### Exercise brief
Set down the material below in full, matching it exactly.

### Task data

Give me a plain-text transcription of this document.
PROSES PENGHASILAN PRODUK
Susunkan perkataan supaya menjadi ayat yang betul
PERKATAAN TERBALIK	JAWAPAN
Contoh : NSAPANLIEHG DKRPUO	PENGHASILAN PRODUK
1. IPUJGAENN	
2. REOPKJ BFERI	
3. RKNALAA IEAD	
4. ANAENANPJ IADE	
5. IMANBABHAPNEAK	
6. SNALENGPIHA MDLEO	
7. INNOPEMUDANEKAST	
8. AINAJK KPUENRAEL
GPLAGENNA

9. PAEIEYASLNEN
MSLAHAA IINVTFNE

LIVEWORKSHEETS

### Response below
Give me a plain-text transcription of this document.
PROSES PENGHASILAN PRODUK
Susunkan perkataan supaya menjadi ayat yang betul
PERKATAAN TERBALIK	JAWAPAN
Contoh : NSAPANLIEHG DKRPUO	PENGHASILAN PRODUK
1. IPUJGAENN	
2. REOPKJ BFERI	
3. RKNALAA IEAD	
4. ANAENANPJ IADE	
5. IMANBABHAPNEAK	
6. SNALENGPIHA MDLEO	
7. INNOPEMUDANEKAST	
8. AINAJK KPUENRAEL
GPLAGENNA

9. PAEIEYASLNEN
MSLAHAA IINVTFNE

LIVEWORKSHEETS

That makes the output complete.